>>>>

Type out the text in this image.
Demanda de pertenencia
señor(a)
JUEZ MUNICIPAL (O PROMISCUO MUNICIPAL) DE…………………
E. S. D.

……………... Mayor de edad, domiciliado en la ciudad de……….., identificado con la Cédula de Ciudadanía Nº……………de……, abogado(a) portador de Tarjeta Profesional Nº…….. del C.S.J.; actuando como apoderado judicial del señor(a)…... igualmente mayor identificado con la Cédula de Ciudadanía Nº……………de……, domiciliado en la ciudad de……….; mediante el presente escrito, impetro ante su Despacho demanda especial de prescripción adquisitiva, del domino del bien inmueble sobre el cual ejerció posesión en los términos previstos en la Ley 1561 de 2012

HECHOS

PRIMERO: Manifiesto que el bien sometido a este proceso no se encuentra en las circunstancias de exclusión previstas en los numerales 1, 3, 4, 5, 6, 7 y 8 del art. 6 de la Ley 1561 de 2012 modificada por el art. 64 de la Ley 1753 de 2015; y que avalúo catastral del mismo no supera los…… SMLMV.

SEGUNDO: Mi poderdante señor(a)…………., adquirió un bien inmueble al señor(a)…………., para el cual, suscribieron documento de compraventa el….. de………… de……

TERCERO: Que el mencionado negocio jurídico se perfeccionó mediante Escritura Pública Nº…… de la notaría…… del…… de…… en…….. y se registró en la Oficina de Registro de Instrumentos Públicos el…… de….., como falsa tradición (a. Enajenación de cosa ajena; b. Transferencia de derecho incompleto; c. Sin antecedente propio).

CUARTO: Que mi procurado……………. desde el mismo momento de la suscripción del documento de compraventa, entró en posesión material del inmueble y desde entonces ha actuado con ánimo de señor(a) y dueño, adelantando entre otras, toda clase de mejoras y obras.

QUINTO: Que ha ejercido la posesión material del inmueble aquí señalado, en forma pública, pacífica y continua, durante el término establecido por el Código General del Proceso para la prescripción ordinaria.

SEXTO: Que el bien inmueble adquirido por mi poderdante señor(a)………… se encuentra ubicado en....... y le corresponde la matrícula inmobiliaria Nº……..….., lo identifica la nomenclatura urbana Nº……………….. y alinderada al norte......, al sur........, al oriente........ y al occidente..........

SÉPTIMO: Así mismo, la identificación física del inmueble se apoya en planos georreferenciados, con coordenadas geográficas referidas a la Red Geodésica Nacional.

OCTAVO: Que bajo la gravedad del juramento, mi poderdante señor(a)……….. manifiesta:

<<<<

**WHAT THIS TASK INVOLVES**
Look through the entries above and report each line where the string "documento" occurs.

**CORRECT RESULT**
SEGUNDO: Mi poderdante señor(a)…………., adquirió un bien inmueble al señor(a)…………., para el cual, suscribieron documento de compraventa el….. de………… de……
CUARTO: Que mi procurado……………. desde el mismo momento de la suscripción del documento de compraventa, entró en posesión material del inmueble y desde entonces ha actuado con ánimo de señor(a) y dueño, adelantando entre otras, toda clase de mejoras y obras.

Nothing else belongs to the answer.